## Exercise 1:
Transcribe the part of the forum thread about the plastic burning smell from a pellet stove, starting with "# Plastic Burning" and going on through "pipes as well.".

## Extracted text:

# Plastic Burning Smell - will it ever go away?



## TomG (Dec 10, 2010)

Hello, we have a Quadra-fire Mt Vernon pellet stove that we've been enjoying for about 3 years.  This summer, we had the stove re-vented by the dealer using Simpson Dura-Vent parts.  The re-venting was due to the remodeling of an adjacent room, not because there were any problems with the stove.

Since the stove has been re-vented, there has been a persistent plastic burning smell each time we use it.  We have run the stove for a total of about 16 hours over 5 or 6 uses.  However, the smell is not going away (it seems only slightly better than it was originally).  I originally suspected that it was the high-temperature paint used on the vent pipe, but I'm not so sure.  I went through the trouble of removing all of the plastic stickers (and remaining sticky residue) from the vent pipes as well.

The dealer seems surprised by the smell when I let them know.  First they told me to run it for 6 hours and the smell would go away.  After I ran it for 12 hours, I called and told them the smell hasn't gone away and they told me to open the doors and windows and run it for 24 more hours! 

Any advice would be greatly appreciated!  Thank you.


----------



## smoke show (Dec 10, 2010)

have you ran it on the highest setting to fully cure paint/sealer etc ?


----------



## TomG (Dec 10, 2010)

There are 4 "temperature" controls: Low, Med, High, and "Quadra-Fire".  I ran it on High for about half of the time its been used, say 8 hours.  Perhaps I should try the "Quadra-Fire" setting.  To be honest, I never put the stove on that setting and never had a problem with fumes before the stove was re-vented...


----------



## fallsfire36 (Dec 11, 2010)

You need to fire it hot to cure the "stuff".  Generally, each time you run it hotter than the last, you will smell the smell.  Good luck.


----------



## Fsappo (Dec 11, 2010)

We only install about 10-12 pellet stoves a year and we seal our pipe with mill pak.  We tell customer burn the stove on high with the windows open for 5 hours.  Never had anyone complain of smells after that initial burn off.


----------



## whippingwater (Dec 11, 2010)

You need to take the pellets out of the bag.


----------



## krooser (Dec 12, 2010)

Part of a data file
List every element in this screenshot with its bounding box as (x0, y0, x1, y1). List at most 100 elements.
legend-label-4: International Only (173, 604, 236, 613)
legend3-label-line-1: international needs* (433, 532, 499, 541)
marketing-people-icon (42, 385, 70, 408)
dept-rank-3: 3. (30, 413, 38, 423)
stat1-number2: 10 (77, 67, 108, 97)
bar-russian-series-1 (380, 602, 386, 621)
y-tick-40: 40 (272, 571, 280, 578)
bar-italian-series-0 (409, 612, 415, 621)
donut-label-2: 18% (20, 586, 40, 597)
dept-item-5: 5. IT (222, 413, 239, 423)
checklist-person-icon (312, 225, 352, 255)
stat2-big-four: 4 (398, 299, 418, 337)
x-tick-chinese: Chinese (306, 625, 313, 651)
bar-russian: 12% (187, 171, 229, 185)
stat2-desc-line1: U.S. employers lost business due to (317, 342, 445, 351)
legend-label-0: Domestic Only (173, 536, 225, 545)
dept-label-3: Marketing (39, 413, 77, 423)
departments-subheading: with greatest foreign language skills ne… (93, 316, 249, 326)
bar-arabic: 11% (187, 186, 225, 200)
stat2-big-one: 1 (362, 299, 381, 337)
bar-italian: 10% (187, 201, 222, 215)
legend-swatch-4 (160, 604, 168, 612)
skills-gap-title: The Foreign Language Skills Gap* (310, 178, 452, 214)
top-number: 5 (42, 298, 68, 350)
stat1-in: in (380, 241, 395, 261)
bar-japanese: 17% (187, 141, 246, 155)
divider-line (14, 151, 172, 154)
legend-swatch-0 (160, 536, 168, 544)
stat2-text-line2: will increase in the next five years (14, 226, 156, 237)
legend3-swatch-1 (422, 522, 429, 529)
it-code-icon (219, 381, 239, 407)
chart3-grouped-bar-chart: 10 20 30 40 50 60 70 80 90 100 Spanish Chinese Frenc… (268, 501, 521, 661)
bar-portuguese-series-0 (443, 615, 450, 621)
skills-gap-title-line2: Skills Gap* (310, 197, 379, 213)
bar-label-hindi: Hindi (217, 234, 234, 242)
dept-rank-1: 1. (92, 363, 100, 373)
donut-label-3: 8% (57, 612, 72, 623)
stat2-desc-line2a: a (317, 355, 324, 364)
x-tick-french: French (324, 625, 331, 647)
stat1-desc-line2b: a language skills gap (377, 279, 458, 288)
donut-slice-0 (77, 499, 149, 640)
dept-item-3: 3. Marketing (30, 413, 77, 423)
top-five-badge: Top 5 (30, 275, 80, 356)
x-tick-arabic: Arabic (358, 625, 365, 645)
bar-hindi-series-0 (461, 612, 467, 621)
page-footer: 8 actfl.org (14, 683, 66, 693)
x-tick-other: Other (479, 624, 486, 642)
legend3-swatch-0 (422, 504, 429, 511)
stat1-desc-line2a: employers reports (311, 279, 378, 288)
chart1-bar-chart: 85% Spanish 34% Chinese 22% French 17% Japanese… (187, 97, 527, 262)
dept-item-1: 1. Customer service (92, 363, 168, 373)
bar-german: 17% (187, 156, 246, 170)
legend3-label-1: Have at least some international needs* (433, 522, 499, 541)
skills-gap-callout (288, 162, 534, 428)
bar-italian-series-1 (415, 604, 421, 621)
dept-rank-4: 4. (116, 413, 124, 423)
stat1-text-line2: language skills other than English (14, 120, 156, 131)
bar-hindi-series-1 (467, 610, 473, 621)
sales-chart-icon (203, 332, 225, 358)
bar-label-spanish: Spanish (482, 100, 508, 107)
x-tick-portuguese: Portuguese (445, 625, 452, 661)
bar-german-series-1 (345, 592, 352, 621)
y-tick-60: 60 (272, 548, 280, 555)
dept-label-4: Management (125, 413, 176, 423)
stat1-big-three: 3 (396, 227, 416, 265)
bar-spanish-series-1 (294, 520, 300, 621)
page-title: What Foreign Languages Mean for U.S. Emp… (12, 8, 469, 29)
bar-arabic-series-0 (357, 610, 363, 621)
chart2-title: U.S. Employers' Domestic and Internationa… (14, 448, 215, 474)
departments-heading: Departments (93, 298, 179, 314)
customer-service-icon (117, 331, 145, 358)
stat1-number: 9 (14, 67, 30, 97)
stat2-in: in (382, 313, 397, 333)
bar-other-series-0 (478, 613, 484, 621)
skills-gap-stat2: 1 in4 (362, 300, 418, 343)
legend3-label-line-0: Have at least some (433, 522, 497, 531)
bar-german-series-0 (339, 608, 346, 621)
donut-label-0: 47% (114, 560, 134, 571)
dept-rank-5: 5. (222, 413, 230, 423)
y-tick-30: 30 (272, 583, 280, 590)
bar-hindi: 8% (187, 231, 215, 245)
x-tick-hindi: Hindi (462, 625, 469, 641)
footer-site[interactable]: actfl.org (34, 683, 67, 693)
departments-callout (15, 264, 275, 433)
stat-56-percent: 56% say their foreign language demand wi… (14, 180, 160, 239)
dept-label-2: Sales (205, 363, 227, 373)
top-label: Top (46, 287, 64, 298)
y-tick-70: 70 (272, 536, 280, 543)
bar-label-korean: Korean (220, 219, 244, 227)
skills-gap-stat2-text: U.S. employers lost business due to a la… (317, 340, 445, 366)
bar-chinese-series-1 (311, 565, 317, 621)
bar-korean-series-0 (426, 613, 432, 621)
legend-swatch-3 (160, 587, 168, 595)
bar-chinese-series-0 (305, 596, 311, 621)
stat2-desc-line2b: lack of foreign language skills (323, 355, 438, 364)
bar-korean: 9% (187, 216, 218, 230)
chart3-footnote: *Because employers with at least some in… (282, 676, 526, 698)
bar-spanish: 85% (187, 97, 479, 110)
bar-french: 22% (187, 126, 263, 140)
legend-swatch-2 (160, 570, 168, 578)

## Exercise 2:
Express the lines of the records as a JSON list of strings, one string per line and blank lines left out, starting with the first line of the records and going on through the line with "legend3-label-line-1: international needs*".

## Correct answer 1:
# Plastic Burning Smell - will it ever go away?



## TomG (Dec 10, 2010)

Hello, we have a Quadra-fire Mt Vernon pellet stove that we've been enjoying for about 3 years.  This summer, we had the stove re-vented by the dealer using Simpson Dura-Vent parts.  The re-venting was due to the remodeling of an adjacent room, not because there were any problems with the stove.

Since the stove has been re-vented, there has been a persistent plastic burning smell each time we use it.  We have run the stove for a total of about 16 hours over 5 or 6 uses.  However, the smell is not going away (it seems only slightly better than it was originally).  I originally suspected that it was the high-temperature paint used on the vent pipe, but I'm not so sure.  I went through the trouble of removing all of the plastic stickers (and remaining sticky residue) from the vent pipes as well.

## Correct answer 2:
[
  "List every element in this screenshot with its bounding box as (x0, y0, x1, y1). List at most 100 elements.",
  "legend-label-4: International Only (173, 604, 236, 613)",
  "legend3-label-line-1: international needs* (433, 532, 499, 541)"
]